• [What the task asks]:
Transcribe the passage of the Global South Anglican statement word for word, from "Skip to comments.The" to "and Apostolic Church.".

• [Document passage]:
╭──
Skip to comments.The Global South makes the call [Anglican]
Posted on 09/23/2006 6:00:52 PM PDT by sionnsar
The Global South makes the call:
6. We have met here as a growing fellowship of Primates and leaders of churches in the Global South representing more than 70 percent of the active membership of the worldwide Anglican Communion. We build on and reaffirm the work of our previous meetings, especially our most recent gathering in Egypt in October 2005. We are mindful of the challenges that face our Communion and recommit ourselves to the abiding truth of the Holy Scriptures and the faithful proclamation of the whole Gospel for the whole world. We recommit ourselves to the vision of our beloved Communion as part of the One, Holy, Catholic and Apostolic Church.
7. We recognize that because of the ongoing conflict in the Communion many people have lost hope that we will come to any resolution in the foreseeable future. We are grateful therefore, that one sign of promise is the widespread support for the development of an Anglican Covenant. We are delighted to affirm the extraordinary progress made by the Global South task group on developing an Anglican Covenant. For the past year they have labored on this important task and we look forward to submitting the result of their labor to the rest of the Communion. We are pleased that the Archbishop of Canterbury has recognized the exemplary scholarship and leadership of Archbishop Drexel Gomez in asking him to chair the Covenant Design Group and look forward with anticipation to the crucial next steps of this historic venture. We believe that an Anglican Covenant will demonstrate to the world that it is possible to be a truly global communion where differences are not affirmed at the expense of faith and truth but within the framework of a common confession of faith and mutual accountability.
8. We have come together as Anglicans and we celebrate the gift of Anglican identity that is ours today because of the sacrifice made by those who have gone before us. We grieve that, because of the doctrinal conflict in parts of our Communion, there is now a growing number of congregations and dioceses in the USA and Canada who believe that their Anglican identity is at risk and are appealing to us so that they might remain faithful members of the Communion. As leaders of that Communion we will work together to recognize the Anglican identity of all who receive, hold and maintain the Scriptures as the Word of God written and who seek to live in godly fellowship within our historic ordering.
Frank? Kate? They're not buying B033.
╰──
• [Dataset rows]:
╭──
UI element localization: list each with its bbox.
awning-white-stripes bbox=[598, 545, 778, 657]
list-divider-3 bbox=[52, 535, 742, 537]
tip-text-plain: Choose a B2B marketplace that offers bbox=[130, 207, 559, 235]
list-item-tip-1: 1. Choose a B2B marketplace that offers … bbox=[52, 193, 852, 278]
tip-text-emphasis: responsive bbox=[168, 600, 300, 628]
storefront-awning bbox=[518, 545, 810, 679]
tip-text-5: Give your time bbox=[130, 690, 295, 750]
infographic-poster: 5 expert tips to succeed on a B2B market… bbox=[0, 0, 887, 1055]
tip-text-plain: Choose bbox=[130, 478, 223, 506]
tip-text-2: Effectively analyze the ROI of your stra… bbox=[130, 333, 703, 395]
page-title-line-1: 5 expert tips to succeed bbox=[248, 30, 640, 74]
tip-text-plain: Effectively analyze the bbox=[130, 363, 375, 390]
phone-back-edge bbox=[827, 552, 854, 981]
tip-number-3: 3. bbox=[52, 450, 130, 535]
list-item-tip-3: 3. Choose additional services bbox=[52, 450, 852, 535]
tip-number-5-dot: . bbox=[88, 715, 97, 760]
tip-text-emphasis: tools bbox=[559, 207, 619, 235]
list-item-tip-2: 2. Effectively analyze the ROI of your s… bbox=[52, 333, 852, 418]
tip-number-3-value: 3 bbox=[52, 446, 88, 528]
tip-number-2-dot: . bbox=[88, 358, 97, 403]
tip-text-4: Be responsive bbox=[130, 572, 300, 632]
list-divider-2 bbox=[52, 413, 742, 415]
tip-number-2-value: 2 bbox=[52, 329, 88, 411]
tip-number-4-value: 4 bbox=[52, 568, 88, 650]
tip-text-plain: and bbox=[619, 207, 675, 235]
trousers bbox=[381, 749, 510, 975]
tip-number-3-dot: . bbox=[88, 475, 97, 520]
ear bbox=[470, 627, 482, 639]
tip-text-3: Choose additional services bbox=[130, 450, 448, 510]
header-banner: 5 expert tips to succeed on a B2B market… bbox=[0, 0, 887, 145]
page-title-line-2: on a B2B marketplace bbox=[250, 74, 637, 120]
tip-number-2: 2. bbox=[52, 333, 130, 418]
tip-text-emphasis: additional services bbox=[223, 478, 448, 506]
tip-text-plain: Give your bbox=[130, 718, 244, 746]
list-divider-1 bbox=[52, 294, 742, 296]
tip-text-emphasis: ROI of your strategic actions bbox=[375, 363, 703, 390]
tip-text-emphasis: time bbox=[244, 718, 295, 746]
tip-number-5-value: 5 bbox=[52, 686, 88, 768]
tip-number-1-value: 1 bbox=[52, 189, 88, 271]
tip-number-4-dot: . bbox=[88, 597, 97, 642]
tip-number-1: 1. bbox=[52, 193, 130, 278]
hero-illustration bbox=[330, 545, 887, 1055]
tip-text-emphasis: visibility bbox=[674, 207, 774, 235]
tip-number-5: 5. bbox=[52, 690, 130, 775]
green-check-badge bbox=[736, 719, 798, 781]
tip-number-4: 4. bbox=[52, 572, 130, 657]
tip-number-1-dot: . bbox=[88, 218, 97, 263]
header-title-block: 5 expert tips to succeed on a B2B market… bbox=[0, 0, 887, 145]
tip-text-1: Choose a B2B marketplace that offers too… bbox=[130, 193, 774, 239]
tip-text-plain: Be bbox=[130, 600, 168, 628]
╰──
• [Answer to the exercise]:
Skip to comments.The Global South makes the call [Anglican]
Posted on 09/23/2006 6:00:52 PM PDT by sionnsar
The Global South makes the call:
6. We have met here as a growing fellowship of Primates and leaders of churches in the Global South representing more than 70 percent of the active membership of the worldwide Anglican Communion. We build on and reaffirm the work of our previous meetings, especially our most recent gathering in Egypt in October 2005. We are mindful of the challenges that face our Communion and recommit ourselves to the abiding truth of the Holy Scriptures and the faithful proclamation of the whole Gospel for the whole world. We recommit ourselves to the vision of our beloved Communion as part of the One, Holy, Catholic and Apostolic Church.